======== EXTRACTED ENTRIES ========
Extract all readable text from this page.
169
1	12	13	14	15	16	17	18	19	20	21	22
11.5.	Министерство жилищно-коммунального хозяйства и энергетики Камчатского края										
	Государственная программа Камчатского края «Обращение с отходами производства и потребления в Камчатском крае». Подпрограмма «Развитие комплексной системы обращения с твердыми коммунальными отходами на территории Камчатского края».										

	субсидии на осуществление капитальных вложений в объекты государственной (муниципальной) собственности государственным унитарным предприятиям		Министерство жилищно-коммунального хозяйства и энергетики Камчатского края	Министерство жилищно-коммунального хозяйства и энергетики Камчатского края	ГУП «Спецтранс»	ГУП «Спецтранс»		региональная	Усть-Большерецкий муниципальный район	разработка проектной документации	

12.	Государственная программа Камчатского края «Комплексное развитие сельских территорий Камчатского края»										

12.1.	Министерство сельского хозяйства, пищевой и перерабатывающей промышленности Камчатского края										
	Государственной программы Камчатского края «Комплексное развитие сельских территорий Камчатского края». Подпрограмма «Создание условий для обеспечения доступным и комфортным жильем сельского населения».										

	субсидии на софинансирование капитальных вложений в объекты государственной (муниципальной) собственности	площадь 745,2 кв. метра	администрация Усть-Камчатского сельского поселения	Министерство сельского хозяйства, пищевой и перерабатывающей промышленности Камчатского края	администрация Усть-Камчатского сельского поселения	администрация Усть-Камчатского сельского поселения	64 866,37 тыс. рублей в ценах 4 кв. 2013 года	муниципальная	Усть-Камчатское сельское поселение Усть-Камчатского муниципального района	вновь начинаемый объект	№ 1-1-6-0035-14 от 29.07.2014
========
Can you restate every record above word for word?

> **TASK OUTPUT**:
Extract all readable text from this page.
169
1	12	13	14	15	16	17	18	19	20	21	22
11.5.	Министерство жилищно-коммунального хозяйства и энергетики Камчатского края										
	Государственная программа Камчатского края «Обращение с отходами производства и потребления в Камчатском крае». Подпрограмма «Развитие комплексной системы обращения с твердыми коммунальными отходами на территории Камчатского края».										

	субсидии на осуществление капитальных вложений в объекты государственной (муниципальной) собственности государственным унитарным предприятиям		Министерство жилищно-коммунального хозяйства и энергетики Камчатского края	Министерство жилищно-коммунального хозяйства и энергетики Камчатского края	ГУП «Спецтранс»	ГУП «Спецтранс»		региональная	Усть-Большерецкий муниципальный район	разработка проектной документации	

12.	Государственная программа Камчатского края «Комплексное развитие сельских территорий Камчатского края»										

12.1.	Министерство сельского хозяйства, пищевой и перерабатывающей промышленности Камчатского края										
	Государственной программы Камчатского края «Комплексное развитие сельских территорий Камчатского края». Подпрограмма «Создание условий для обеспечения доступным и комфортным жильем сельского населения».										

	субсидии на софинансирование капитальных вложений в объекты государственной (муниципальной) собственности	площадь 745,2 кв. метра	администрация Усть-Камчатского сельского поселения	Министерство сельского хозяйства, пищевой и перерабатывающей промышленности Камчатского края	администрация Усть-Камчатского сельского поселения	администрация Усть-Камчатского сельского поселения	64 866,37 тыс. рублей в ценах 4 кв. 2013 года	муниципальная	Усть-Камчатское сельское поселение Усть-Камчатского муниципального района	вновь начинаемый объект	№ 1-1-6-0035-14 от 29.07.2014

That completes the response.